**REQUEST:**
Reproduce the listing below character for character; drop every image.

**EXERCISE INPUTS:**
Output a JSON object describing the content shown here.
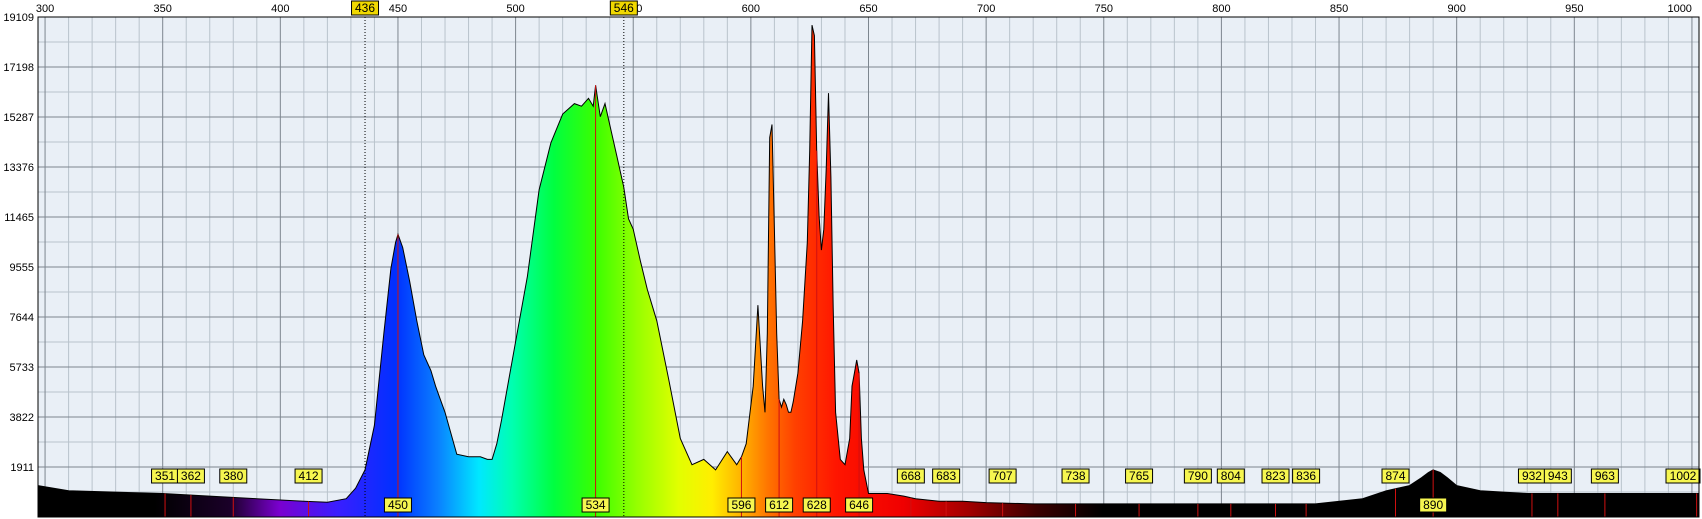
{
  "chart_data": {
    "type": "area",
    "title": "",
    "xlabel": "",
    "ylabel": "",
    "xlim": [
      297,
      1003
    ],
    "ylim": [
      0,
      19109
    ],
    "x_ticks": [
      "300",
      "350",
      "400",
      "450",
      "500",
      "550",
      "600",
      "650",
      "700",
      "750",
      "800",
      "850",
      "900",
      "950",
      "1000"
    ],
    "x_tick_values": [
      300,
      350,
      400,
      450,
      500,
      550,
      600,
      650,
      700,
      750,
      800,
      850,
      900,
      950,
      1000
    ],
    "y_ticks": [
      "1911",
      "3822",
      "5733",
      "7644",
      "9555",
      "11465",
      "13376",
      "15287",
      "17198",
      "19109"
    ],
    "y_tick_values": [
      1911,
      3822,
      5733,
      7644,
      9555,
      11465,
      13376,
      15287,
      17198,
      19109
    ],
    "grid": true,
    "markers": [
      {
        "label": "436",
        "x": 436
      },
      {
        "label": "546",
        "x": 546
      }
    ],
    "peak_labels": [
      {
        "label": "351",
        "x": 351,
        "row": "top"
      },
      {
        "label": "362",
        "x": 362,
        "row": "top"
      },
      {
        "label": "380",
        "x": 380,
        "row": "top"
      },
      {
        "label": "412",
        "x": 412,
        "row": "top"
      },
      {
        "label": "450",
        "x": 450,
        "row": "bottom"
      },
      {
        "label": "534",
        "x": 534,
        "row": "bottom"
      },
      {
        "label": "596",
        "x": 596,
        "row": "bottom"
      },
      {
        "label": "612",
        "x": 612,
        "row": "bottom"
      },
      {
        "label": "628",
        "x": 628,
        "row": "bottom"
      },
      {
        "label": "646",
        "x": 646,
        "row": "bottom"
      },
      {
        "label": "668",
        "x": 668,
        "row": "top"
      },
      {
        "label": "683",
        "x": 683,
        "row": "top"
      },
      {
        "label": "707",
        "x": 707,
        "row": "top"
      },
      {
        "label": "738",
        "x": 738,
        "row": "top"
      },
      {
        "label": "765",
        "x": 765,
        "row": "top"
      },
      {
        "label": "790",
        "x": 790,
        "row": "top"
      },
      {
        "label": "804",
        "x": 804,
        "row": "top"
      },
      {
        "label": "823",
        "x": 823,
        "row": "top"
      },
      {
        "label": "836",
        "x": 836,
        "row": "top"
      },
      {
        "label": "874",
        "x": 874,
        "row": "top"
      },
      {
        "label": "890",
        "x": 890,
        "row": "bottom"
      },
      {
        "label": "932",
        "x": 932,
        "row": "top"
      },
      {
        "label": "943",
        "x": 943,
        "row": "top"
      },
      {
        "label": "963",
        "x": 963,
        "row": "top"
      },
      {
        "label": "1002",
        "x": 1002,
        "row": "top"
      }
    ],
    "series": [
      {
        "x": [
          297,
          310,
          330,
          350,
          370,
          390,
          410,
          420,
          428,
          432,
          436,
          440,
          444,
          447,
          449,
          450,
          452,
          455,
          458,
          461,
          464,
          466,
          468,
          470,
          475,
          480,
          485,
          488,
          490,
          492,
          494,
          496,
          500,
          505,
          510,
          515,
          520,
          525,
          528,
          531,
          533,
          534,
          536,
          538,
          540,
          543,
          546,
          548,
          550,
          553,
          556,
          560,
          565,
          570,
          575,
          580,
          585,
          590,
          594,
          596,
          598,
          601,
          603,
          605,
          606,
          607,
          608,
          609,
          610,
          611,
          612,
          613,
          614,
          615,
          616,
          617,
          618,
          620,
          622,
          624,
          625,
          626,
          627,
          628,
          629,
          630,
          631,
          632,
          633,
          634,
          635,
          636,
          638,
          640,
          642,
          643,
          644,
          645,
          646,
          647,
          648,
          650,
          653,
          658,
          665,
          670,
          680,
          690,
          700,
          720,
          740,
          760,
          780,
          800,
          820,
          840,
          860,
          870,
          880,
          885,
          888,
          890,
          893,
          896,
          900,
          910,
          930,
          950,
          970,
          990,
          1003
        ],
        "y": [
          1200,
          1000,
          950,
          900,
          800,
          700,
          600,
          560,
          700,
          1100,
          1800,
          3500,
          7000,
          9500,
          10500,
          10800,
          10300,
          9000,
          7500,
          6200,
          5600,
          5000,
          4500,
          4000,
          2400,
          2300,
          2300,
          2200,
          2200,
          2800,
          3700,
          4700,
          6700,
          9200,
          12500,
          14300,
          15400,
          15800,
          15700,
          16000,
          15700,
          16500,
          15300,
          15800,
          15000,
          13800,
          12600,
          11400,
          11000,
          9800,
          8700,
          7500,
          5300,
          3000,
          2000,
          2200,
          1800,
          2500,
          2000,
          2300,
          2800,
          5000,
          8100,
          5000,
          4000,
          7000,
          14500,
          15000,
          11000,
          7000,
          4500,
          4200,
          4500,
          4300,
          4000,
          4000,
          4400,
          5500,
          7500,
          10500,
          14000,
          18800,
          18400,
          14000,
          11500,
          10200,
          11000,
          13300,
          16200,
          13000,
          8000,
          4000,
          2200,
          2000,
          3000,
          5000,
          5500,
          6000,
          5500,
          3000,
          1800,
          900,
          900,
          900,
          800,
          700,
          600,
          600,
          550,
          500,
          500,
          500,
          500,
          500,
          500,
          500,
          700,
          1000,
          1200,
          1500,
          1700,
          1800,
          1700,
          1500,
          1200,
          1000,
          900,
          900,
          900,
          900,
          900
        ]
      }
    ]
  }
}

**RESULT OF THIS EXERCISE:**
Output a JSON object describing the content shown here.
{
  "chart_data": {
    "type": "area",
    "title": "",
    "xlabel": "",
    "ylabel": "",
    "xlim": [
      297,
      1003
    ],
    "ylim": [
      0,
      19109
    ],
    "x_ticks": [
      "300",
      "350",
      "400",
      "450",
      "500",
      "550",
      "600",
      "650",
      "700",
      "750",
      "800",
      "850",
      "900",
      "950",
      "1000"
    ],
    "x_tick_values": [
      300,
      350,
      400,
      450,
      500,
      550,
      600,
      650,
      700,
      750,
      800,
      850,
      900,
      950,
      1000
    ],
    "y_ticks": [
      "1911",
      "3822",
      "5733",
      "7644",
      "9555",
      "11465",
      "13376",
      "15287",
      "17198",
      "19109"
    ],
    "y_tick_values": [
      1911,
      3822,
      5733,
      7644,
      9555,
      11465,
      13376,
      15287,
      17198,
      19109
    ],
    "grid": true,
    "markers": [
      {
        "label": "436",
        "x": 436
      },
      {
        "label": "546",
        "x": 546
      }
    ],
    "peak_labels": [
      {
        "label": "351",
        "x": 351,
        "row": "top"
      },
      {
        "label": "362",
        "x": 362,
        "row": "top"
      },
      {
        "label": "380",
        "x": 380,
        "row": "top"
      },
      {
        "label": "412",
        "x": 412,
        "row": "top"
      },
      {
        "label": "450",
        "x": 450,
        "row": "bottom"
      },
      {
        "label": "534",
        "x": 534,
        "row": "bottom"
      },
      {
        "label": "596",
        "x": 596,
        "row": "bottom"
      },
      {
        "label": "612",
        "x": 612,
        "row": "bottom"
      },
      {
        "label": "628",
        "x": 628,
        "row": "bottom"
      },
      {
        "label": "646",
        "x": 646,
        "row": "bottom"
      },
      {
        "label": "668",
        "x": 668,
        "row": "top"
      },
      {
        "label": "683",
        "x": 683,
        "row": "top"
      },
      {
        "label": "707",
        "x": 707,
        "row": "top"
      },
      {
        "label": "738",
        "x": 738,
        "row": "top"
      },
      {
        "label": "765",
        "x": 765,
        "row": "top"
      },
      {
        "label": "790",
        "x": 790,
        "row": "top"
      },
      {
        "label": "804",
        "x": 804,
        "row": "top"
      },
      {
        "label": "823",
        "x": 823,
        "row": "top"
      },
      {
        "label": "836",
        "x": 836,
        "row": "top"
      },
      {
        "label": "874",
        "x": 874,
        "row": "top"
      },
      {
        "label": "890",
        "x": 890,
        "row": "bottom"
      },
      {
        "label": "932",
        "x": 932,
        "row": "top"
      },
      {
        "label": "943",
        "x": 943,
        "row": "top"
      },
      {
        "label": "963",
        "x": 963,
        "row": "top"
      },
      {
        "label": "1002",
        "x": 1002,
        "row": "top"
      }
    ],
    "series": [
      {
        "x": [
          297,
          310,
          330,
          350,
          370,
          390,
          410,
          420,
          428,
          432,
          436,
          440,
          444,
          447,
          449,
          450,
          452,
          455,
          458,
          461,
          464,
          466,
          468,
          470,
          475,
          480,
          485,
          488,
          490,
          492,
          494,
          496,
          500,
          505,
          510,
          515,
          520,
          525,
          528,
          531,
          533,
          534,
          536,
          538,
          540,
          543,
          546,
          548,
          550,
          553,
          556,
          560,
          565,
          570,
          575,
          580,
          585,
          590,
          594,
          596,
          598,
          601,
          603,
          605,
          606,
          607,
          608,
          609,
          610,
          611,
          612,
          613,
          614,
          615,
          616,
          617,
          618,
          620,
          622,
          624,
          625,
          626,
          627,
          628,
          629,
          630,
          631,
          632,
          633,
          634,
          635,
          636,
          638,
          640,
          642,
          643,
          644,
          645,
          646,
          647,
          648,
          650,
          653,
          658,
          665,
          670,
          680,
          690,
          700,
          720,
          740,
          760,
          780,
          800,
          820,
          840,
          860,
          870,
          880,
          885,
          888,
          890,
          893,
          896,
          900,
          910,
          930,
          950,
          970,
          990,
          1003
        ],
        "y": [
          1200,
          1000,
          950,
          900,
          800,
          700,
          600,
          560,
          700,
          1100,
          1800,
          3500,
          7000,
          9500,
          10500,
          10800,
          10300,
          9000,
          7500,
          6200,
          5600,
          5000,
          4500,
          4000,
          2400,
          2300,
          2300,
          2200,
          2200,
          2800,
          3700,
          4700,
          6700,
          9200,
          12500,
          14300,
          15400,
          15800,
          15700,
          16000,
          15700,
          16500,
          15300,
          15800,
          15000,
          13800,
          12600,
          11400,
          11000,
          9800,
          8700,
          7500,
          5300,
          3000,
          2000,
          2200,
          1800,
          2500,
          2000,
          2300,
          2800,
          5000,
          8100,
          5000,
          4000,
          7000,
          14500,
          15000,
          11000,
          7000,
          4500,
          4200,
          4500,
          4300,
          4000,
          4000,
          4400,
          5500,
          7500,
          10500,
          14000,
          18800,
          18400,
          14000,
          11500,
          10200,
          11000,
          13300,
          16200,
          13000,
          8000,
          4000,
          2200,
          2000,
          3000,
          5000,
          5500,
          6000,
          5500,
          3000,
          1800,
          900,
          900,
          900,
          800,
          700,
          600,
          600,
          550,
          500,
          500,
          500,
          500,
          500,
          500,
          500,
          700,
          1000,
          1200,
          1500,
          1700,
          1800,
          1700,
          1500,
          1200,
          1000,
          900,
          900,
          900,
          900,
          900
        ]
      }
    ]
  }
}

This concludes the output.